YOUR TASK:
Write each entry out again exactly as it was given.

RECORDS SUPPLIED:
━━━━
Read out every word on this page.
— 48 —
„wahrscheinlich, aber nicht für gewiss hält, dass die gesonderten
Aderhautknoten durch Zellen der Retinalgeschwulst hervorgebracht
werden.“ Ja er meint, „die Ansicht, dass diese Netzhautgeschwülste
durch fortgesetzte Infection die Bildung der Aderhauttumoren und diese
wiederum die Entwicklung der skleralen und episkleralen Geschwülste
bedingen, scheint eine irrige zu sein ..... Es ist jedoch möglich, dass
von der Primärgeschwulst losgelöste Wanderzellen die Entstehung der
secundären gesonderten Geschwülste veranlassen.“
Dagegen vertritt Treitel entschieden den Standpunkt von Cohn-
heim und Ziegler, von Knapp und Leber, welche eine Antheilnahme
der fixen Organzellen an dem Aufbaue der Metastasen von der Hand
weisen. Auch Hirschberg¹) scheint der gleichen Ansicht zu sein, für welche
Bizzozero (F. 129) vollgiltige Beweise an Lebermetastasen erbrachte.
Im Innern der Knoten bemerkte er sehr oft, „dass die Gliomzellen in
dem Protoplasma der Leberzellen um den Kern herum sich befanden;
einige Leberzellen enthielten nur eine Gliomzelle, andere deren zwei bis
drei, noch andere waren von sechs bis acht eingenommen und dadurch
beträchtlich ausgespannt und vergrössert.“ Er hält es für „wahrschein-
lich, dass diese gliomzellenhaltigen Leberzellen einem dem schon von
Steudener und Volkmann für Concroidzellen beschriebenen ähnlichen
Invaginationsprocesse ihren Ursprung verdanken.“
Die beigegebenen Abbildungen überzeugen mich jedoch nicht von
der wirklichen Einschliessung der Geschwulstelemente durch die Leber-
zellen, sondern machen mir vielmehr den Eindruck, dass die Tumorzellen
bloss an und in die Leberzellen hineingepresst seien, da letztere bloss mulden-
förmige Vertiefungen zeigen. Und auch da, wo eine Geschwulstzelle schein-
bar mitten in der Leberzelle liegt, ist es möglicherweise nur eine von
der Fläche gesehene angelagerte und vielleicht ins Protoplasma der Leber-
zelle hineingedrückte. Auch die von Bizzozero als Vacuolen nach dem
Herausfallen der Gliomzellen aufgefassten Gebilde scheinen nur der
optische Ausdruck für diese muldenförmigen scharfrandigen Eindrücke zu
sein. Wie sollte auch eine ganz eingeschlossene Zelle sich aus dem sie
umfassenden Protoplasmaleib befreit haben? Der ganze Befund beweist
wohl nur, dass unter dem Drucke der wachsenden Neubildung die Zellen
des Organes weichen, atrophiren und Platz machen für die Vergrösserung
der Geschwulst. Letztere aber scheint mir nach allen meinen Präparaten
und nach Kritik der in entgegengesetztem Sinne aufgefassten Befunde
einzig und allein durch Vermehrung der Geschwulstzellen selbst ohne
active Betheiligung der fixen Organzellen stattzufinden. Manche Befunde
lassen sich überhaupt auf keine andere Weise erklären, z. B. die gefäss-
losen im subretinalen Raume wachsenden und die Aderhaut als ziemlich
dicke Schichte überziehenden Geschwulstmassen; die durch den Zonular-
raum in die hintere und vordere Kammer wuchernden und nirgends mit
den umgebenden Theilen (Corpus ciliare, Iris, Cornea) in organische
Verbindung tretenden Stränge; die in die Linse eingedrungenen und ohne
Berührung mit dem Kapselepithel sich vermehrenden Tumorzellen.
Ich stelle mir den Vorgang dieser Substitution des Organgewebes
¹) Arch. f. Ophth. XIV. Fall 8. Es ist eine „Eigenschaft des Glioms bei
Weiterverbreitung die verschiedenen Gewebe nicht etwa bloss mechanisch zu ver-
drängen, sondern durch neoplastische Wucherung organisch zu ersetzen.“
━━━━
RESPONSE:
Read out every word on this page.
— 48 —
„wahrscheinlich, aber nicht für gewiss hält, dass die gesonderten
Aderhautknoten durch Zellen der Retinalgeschwulst hervorgebracht
werden.“ Ja er meint, „die Ansicht, dass diese Netzhautgeschwülste
durch fortgesetzte Infection die Bildung der Aderhauttumoren und diese
wiederum die Entwicklung der skleralen und episkleralen Geschwülste
bedingen, scheint eine irrige zu sein ..... Es ist jedoch möglich, dass
von der Primärgeschwulst losgelöste Wanderzellen die Entstehung der
secundären gesonderten Geschwülste veranlassen.“
Dagegen vertritt Treitel entschieden den Standpunkt von Cohn-
heim und Ziegler, von Knapp und Leber, welche eine Antheilnahme
der fixen Organzellen an dem Aufbaue der Metastasen von der Hand
weisen. Auch Hirschberg¹) scheint der gleichen Ansicht zu sein, für welche
Bizzozero (F. 129) vollgiltige Beweise an Lebermetastasen erbrachte.
Im Innern der Knoten bemerkte er sehr oft, „dass die Gliomzellen in
dem Protoplasma der Leberzellen um den Kern herum sich befanden;
einige Leberzellen enthielten nur eine Gliomzelle, andere deren zwei bis
drei, noch andere waren von sechs bis acht eingenommen und dadurch
beträchtlich ausgespannt und vergrössert.“ Er hält es für „wahrschein-
lich, dass diese gliomzellenhaltigen Leberzellen einem dem schon von
Steudener und Volkmann für Concroidzellen beschriebenen ähnlichen
Invaginationsprocesse ihren Ursprung verdanken.“
Die beigegebenen Abbildungen überzeugen mich jedoch nicht von
der wirklichen Einschliessung der Geschwulstelemente durch die Leber-
zellen, sondern machen mir vielmehr den Eindruck, dass die Tumorzellen
bloss an und in die Leberzellen hineingepresst seien, da letztere bloss mulden-
förmige Vertiefungen zeigen. Und auch da, wo eine Geschwulstzelle schein-
bar mitten in der Leberzelle liegt, ist es möglicherweise nur eine von
der Fläche gesehene angelagerte und vielleicht ins Protoplasma der Leber-
zelle hineingedrückte. Auch die von Bizzozero als Vacuolen nach dem
Herausfallen der Gliomzellen aufgefassten Gebilde scheinen nur der
optische Ausdruck für diese muldenförmigen scharfrandigen Eindrücke zu
sein. Wie sollte auch eine ganz eingeschlossene Zelle sich aus dem sie
umfassenden Protoplasmaleib befreit haben? Der ganze Befund beweist
wohl nur, dass unter dem Drucke der wachsenden Neubildung die Zellen
des Organes weichen, atrophiren und Platz machen für die Vergrösserung
der Geschwulst. Letztere aber scheint mir nach allen meinen Präparaten
und nach Kritik der in entgegengesetztem Sinne aufgefassten Befunde
einzig und allein durch Vermehrung der Geschwulstzellen selbst ohne
active Betheiligung der fixen Organzellen stattzufinden. Manche Befunde
lassen sich überhaupt auf keine andere Weise erklären, z. B. die gefäss-
losen im subretinalen Raume wachsenden und die Aderhaut als ziemlich
dicke Schichte überziehenden Geschwulstmassen; die durch den Zonular-
raum in die hintere und vordere Kammer wuchernden und nirgends mit
den umgebenden Theilen (Corpus ciliare, Iris, Cornea) in organische
Verbindung tretenden Stränge; die in die Linse eingedrungenen und ohne
Berührung mit dem Kapselepithel sich vermehrenden Tumorzellen.
Ich stelle mir den Vorgang dieser Substitution des Organgewebes
¹) Arch. f. Ophth. XIV. Fall 8. Es ist eine „Eigenschaft des Glioms bei
Weiterverbreitung die verschiedenen Gewebe nicht etwa bloss mechanisch zu ver-
drängen, sondern durch neoplastische Wucherung organisch zu ersetzen.“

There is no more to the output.